EXTRAIT CHOISI:
○ ○ ○ ○ ○ ○ ○
Quel est le traitement habituel pour le Sida ?
Des millions de personnes infectées par le VIH à travers le monde contrôlent cette maladie à l’aide d’une thérapie antirétrovirale (ARV), mais ce traitement ne débarrasse pas les patients du virus. «En ce moment, la seule façon pour traiter le VIH est par l’administration de médicaments qui contiennent le virus et que les gens doivent prendre toute leur vie», développe Ravindra Gupta.
Mais sur les 37 millions de personnes qui vivent avec le virus dans le monde, seules 59% d’entre elles bénéficient d’ARV. Près d’un million de personnes meurent chaque année d’affections liées au VIH. Par ailleurs, une nouvelle forme de VIH résistante aux médicaments représente une préoccupation grandissante.
En quoi consiste ce nouveau traitement ?
○ ○ ○ ○ ○ ○ ○
INFORMATIONS FOURNIES:
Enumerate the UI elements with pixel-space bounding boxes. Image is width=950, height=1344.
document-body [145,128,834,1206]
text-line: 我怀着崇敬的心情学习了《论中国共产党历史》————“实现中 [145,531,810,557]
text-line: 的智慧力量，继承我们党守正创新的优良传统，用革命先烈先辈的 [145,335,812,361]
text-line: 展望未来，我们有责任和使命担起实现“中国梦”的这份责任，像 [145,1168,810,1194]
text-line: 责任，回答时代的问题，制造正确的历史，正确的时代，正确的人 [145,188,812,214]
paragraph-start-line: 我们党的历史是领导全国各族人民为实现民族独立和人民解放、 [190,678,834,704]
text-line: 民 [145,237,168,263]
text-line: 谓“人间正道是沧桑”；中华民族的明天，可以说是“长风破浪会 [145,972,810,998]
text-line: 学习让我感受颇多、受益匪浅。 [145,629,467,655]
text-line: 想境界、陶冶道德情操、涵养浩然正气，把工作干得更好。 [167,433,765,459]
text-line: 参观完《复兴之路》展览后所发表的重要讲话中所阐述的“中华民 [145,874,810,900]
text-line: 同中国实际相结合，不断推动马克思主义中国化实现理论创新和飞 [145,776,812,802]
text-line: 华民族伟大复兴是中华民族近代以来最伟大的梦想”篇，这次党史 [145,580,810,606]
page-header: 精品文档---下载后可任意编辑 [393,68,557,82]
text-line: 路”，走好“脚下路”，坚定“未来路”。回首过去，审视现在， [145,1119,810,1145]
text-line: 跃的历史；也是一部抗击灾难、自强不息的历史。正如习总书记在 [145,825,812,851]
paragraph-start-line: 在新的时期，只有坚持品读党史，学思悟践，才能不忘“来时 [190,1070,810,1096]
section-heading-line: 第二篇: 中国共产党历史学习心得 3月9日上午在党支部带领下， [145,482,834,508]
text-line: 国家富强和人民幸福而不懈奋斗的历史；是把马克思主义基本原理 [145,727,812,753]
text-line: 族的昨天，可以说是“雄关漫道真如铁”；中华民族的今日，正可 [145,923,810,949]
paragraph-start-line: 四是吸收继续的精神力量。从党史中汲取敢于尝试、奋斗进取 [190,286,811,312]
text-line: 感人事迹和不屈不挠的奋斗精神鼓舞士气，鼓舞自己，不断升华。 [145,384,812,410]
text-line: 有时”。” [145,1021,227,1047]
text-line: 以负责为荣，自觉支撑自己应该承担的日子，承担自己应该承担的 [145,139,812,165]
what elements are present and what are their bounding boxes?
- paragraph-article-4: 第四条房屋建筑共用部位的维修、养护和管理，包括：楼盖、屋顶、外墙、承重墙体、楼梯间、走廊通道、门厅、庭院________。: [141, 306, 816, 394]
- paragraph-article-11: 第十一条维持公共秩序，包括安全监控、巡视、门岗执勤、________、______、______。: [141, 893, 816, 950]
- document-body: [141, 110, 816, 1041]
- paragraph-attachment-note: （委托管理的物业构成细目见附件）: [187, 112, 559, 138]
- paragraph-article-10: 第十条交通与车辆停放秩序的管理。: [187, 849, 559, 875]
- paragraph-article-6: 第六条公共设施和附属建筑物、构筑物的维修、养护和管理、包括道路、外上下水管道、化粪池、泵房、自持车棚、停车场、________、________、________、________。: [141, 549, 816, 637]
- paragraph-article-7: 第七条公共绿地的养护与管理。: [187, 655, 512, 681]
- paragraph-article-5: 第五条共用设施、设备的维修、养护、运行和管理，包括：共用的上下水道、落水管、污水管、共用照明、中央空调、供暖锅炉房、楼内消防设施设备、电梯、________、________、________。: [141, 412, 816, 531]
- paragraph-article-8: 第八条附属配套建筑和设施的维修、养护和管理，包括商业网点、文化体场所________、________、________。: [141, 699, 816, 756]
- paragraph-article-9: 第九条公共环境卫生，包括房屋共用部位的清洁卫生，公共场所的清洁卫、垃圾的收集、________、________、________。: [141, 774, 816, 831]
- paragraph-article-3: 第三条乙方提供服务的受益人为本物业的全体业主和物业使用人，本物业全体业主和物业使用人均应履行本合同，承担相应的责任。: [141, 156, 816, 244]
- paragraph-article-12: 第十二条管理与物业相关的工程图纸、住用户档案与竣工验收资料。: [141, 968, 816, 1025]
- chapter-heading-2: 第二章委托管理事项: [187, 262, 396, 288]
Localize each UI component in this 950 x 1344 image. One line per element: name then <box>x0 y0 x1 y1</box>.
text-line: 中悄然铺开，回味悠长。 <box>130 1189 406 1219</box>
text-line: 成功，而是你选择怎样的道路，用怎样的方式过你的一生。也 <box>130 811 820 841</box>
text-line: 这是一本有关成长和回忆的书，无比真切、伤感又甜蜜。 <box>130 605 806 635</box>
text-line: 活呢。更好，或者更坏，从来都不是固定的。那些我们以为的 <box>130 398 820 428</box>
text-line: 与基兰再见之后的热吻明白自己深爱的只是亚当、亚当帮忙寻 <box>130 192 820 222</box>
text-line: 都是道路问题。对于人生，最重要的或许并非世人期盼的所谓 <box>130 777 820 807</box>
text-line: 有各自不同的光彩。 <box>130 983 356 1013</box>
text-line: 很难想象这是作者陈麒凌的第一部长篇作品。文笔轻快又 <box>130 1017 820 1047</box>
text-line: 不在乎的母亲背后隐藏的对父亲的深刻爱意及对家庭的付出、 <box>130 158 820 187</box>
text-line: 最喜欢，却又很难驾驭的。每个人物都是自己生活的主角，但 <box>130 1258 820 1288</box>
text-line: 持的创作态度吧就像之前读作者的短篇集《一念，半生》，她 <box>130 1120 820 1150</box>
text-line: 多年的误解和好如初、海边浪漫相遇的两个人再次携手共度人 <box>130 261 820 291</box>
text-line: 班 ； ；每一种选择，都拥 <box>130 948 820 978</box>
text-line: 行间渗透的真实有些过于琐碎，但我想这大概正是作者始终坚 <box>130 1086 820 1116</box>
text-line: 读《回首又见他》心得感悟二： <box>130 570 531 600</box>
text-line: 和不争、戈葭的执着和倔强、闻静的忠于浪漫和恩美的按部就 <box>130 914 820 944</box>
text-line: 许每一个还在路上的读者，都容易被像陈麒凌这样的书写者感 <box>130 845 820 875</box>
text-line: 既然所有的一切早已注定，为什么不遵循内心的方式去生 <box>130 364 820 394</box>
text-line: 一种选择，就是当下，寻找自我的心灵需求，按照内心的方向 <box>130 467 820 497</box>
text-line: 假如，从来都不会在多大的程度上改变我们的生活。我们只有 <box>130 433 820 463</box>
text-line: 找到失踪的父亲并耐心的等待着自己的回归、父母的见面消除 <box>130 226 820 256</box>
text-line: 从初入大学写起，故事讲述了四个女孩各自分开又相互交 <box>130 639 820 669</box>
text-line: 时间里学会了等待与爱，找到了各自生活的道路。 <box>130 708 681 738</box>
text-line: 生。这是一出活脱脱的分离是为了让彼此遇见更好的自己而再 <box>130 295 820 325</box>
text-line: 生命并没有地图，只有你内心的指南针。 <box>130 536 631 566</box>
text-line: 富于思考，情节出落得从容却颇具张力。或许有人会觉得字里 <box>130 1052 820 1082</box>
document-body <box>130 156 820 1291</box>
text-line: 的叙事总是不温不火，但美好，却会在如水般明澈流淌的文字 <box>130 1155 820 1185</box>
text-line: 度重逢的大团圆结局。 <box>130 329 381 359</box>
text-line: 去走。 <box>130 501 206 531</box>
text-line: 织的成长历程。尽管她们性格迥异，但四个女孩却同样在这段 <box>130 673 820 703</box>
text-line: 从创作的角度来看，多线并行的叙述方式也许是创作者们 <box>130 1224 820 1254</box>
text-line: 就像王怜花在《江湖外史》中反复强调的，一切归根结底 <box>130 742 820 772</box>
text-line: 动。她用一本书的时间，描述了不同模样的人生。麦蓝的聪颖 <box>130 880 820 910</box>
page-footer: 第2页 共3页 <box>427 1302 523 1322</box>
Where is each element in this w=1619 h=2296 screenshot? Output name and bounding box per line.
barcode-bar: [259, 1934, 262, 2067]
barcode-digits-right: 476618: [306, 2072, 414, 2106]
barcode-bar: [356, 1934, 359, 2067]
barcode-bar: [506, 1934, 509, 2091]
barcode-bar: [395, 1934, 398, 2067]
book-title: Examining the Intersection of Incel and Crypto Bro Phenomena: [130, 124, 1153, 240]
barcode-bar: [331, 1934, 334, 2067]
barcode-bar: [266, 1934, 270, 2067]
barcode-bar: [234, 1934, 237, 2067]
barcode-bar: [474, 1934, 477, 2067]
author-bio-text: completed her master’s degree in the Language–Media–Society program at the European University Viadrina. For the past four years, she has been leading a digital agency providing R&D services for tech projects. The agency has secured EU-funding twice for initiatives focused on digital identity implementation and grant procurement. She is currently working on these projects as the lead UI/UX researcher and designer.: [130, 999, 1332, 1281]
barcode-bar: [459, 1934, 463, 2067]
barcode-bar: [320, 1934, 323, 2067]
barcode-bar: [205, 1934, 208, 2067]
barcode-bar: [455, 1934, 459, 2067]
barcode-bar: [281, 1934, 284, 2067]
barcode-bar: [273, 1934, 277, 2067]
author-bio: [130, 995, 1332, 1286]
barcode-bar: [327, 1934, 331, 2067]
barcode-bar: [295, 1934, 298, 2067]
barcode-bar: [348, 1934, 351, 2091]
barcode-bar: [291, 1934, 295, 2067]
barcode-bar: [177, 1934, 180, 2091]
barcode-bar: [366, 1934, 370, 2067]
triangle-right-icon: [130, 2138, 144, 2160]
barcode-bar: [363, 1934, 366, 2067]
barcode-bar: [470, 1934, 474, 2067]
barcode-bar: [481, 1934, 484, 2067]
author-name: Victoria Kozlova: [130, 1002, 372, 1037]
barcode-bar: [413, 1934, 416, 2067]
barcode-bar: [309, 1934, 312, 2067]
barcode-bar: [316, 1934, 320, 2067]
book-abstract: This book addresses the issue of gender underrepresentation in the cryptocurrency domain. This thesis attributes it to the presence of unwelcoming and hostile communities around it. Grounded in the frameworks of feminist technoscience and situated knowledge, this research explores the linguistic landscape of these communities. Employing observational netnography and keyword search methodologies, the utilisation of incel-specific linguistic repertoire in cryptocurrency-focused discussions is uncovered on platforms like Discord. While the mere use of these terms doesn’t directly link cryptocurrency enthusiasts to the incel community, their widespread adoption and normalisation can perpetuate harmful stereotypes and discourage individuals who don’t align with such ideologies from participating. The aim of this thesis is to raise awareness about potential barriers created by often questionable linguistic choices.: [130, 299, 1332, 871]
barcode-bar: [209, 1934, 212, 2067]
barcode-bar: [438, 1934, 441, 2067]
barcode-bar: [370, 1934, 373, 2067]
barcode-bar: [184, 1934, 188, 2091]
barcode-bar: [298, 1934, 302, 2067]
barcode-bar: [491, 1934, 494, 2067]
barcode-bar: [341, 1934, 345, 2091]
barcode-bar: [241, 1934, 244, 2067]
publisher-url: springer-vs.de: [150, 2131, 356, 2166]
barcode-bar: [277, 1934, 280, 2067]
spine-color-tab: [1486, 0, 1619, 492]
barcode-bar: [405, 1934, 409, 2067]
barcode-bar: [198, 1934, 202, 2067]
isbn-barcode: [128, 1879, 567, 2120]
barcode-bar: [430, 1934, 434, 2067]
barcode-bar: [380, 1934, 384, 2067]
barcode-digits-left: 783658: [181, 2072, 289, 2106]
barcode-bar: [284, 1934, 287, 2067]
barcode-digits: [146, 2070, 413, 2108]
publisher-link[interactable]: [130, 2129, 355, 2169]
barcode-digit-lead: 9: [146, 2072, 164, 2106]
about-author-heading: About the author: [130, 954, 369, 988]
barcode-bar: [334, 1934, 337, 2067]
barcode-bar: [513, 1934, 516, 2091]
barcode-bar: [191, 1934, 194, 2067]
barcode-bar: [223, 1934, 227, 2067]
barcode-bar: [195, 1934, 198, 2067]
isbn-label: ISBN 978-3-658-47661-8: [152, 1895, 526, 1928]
○ ○ ○ ○ ○ ○ ○
Relevez toutes les données chiffrées que l'extrait sur le traitement du sida donne sur le VIH dans le monde.

ESPACE DE RÉPONSE:
- 37 millions de personnes vivent avec le virus dans le monde.
- Seules 59 % d'entre elles bénéficient d'ARV.
- Près d'un million de personnes meurent chaque année d'affections liées au VIH.